WHAT IS NEEDED:
Only the pictures stay out; every record is to be quoted exactly.

SUPPLIED RECORDS:
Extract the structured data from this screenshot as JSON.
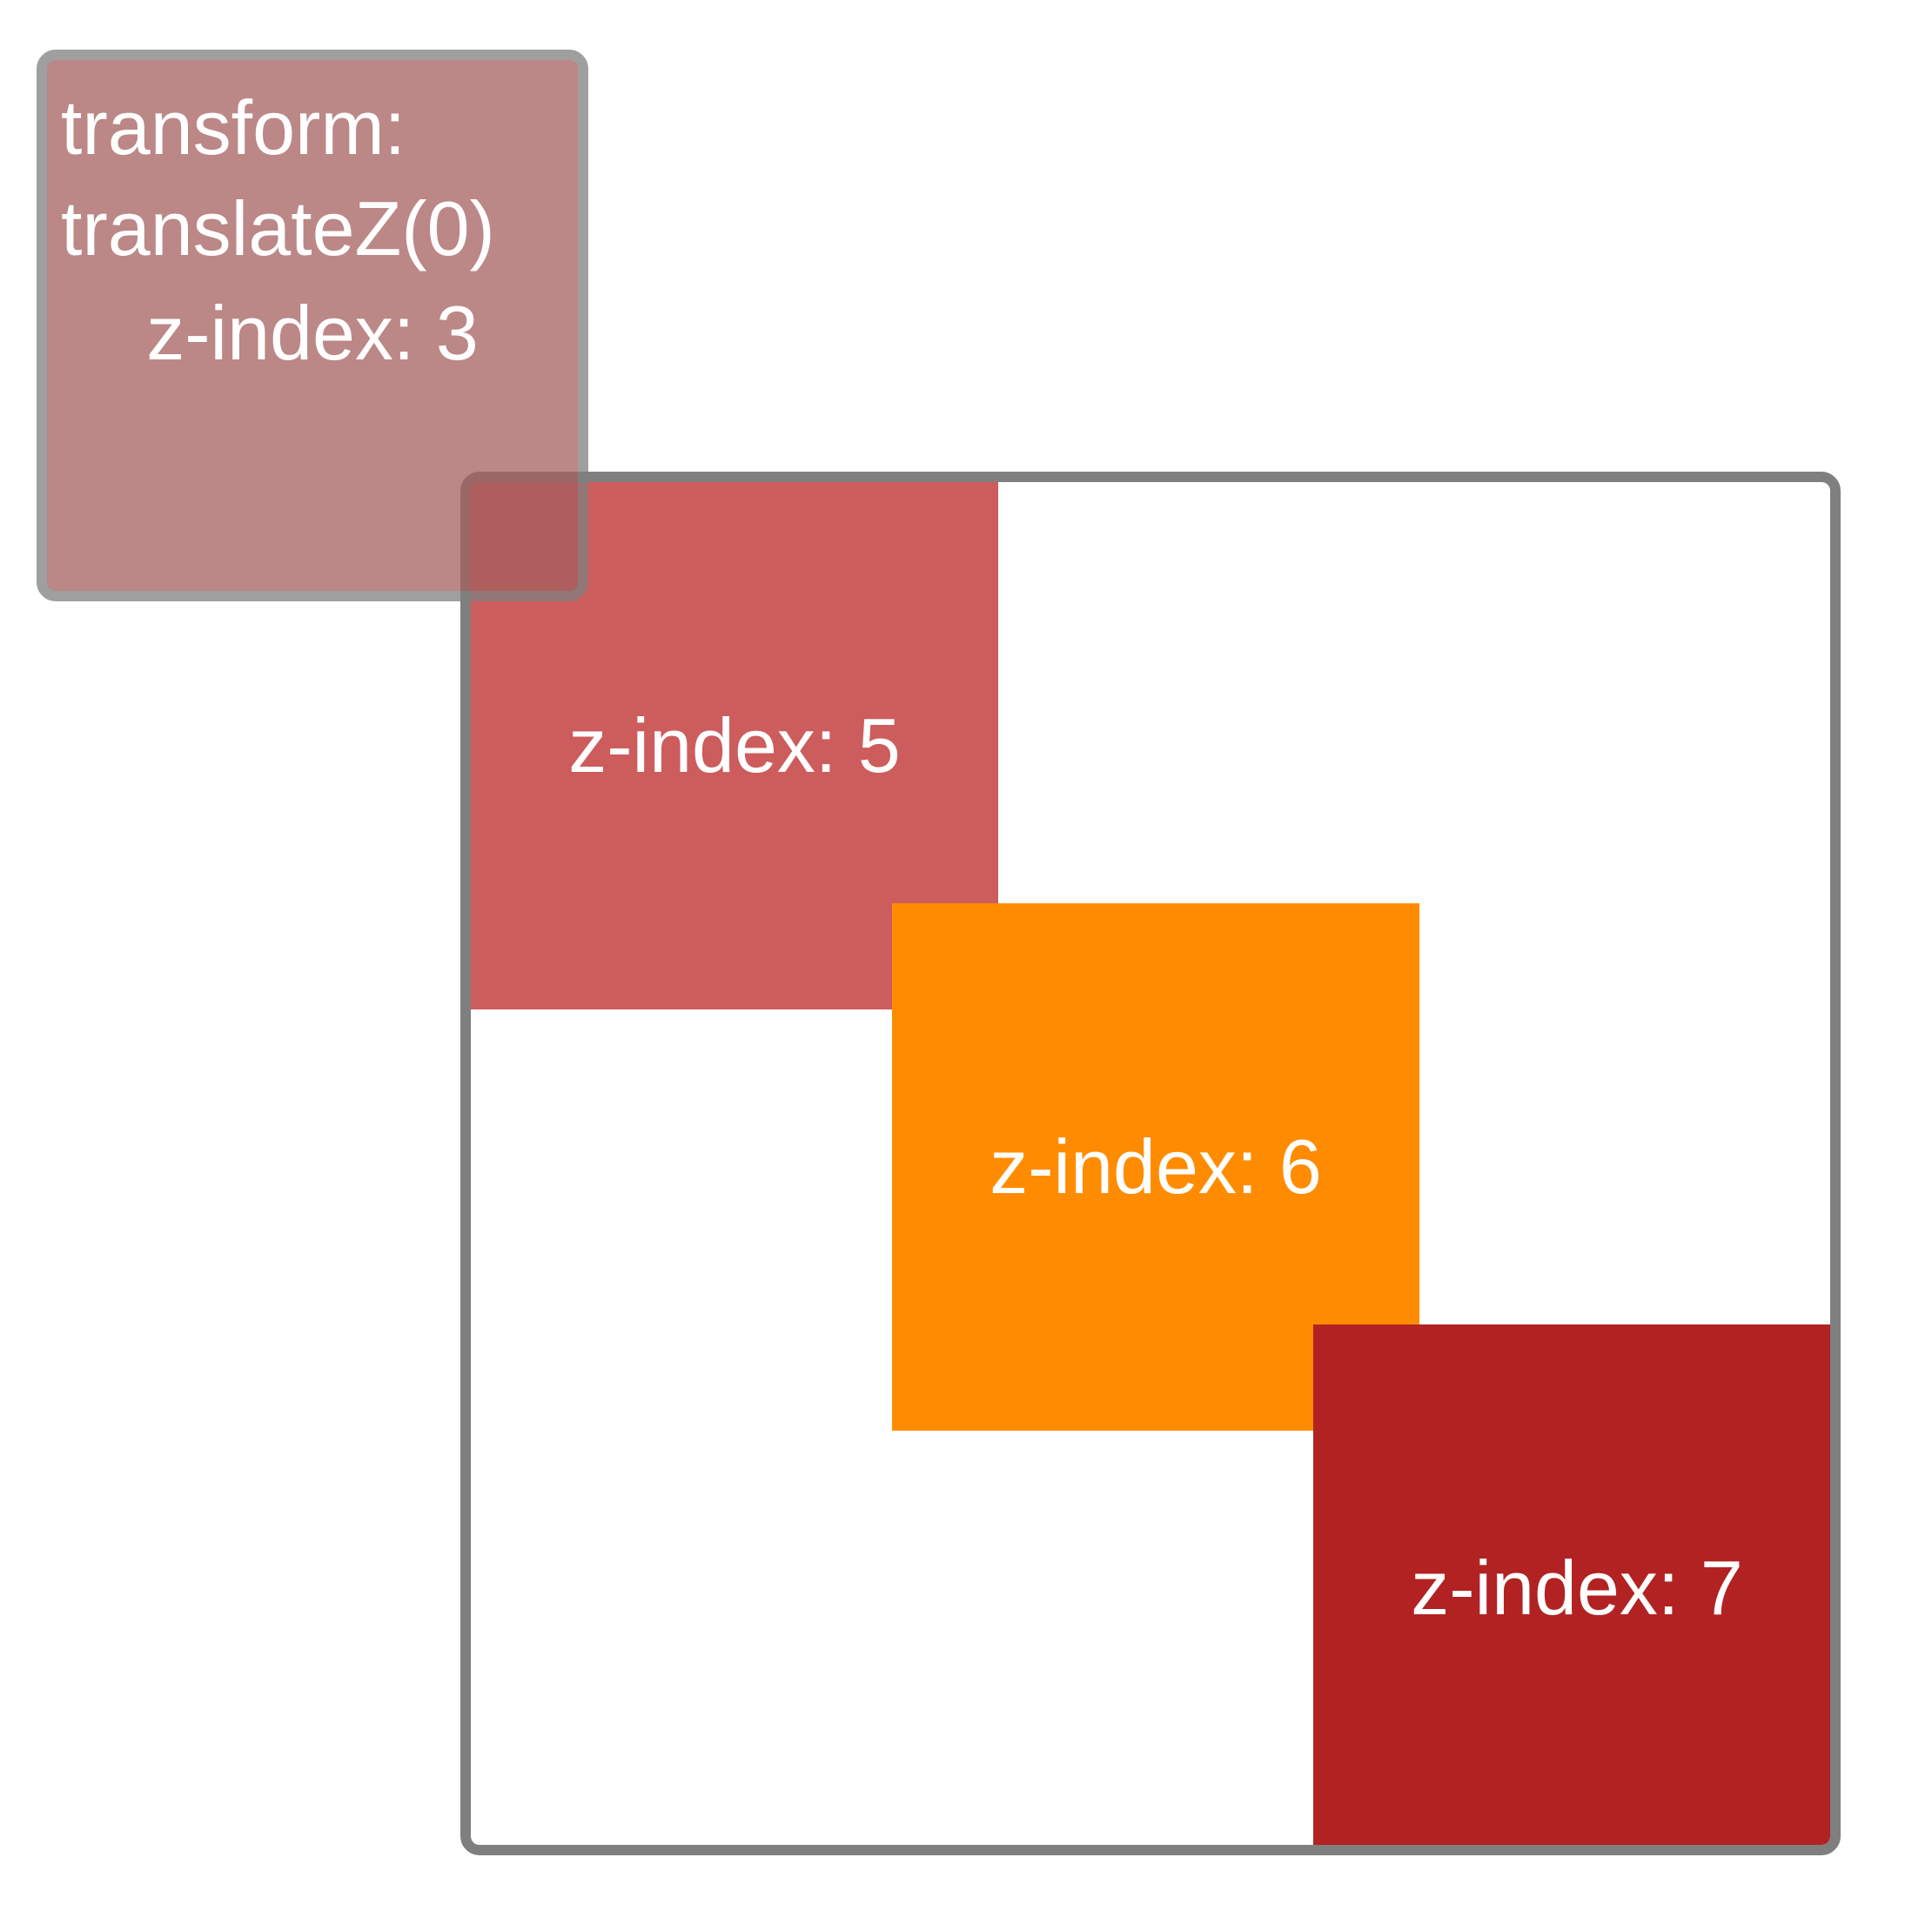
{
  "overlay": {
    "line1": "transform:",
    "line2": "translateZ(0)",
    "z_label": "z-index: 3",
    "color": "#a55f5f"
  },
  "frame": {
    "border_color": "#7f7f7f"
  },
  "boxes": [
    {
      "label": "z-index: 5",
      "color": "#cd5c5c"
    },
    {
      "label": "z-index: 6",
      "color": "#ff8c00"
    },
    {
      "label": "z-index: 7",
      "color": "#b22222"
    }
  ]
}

REPLY:
Extract the structured data from this screenshot as JSON.
{
  "overlay": {
    "line1": "transform:",
    "line2": "translateZ(0)",
    "z_label": "z-index: 3",
    "color": "#a55f5f"
  },
  "frame": {
    "border_color": "#7f7f7f"
  },
  "boxes": [
    {
      "label": "z-index: 5",
      "color": "#cd5c5c"
    },
    {
      "label": "z-index: 6",
      "color": "#ff8c00"
    },
    {
      "label": "z-index: 7",
      "color": "#b22222"
    }
  ]
}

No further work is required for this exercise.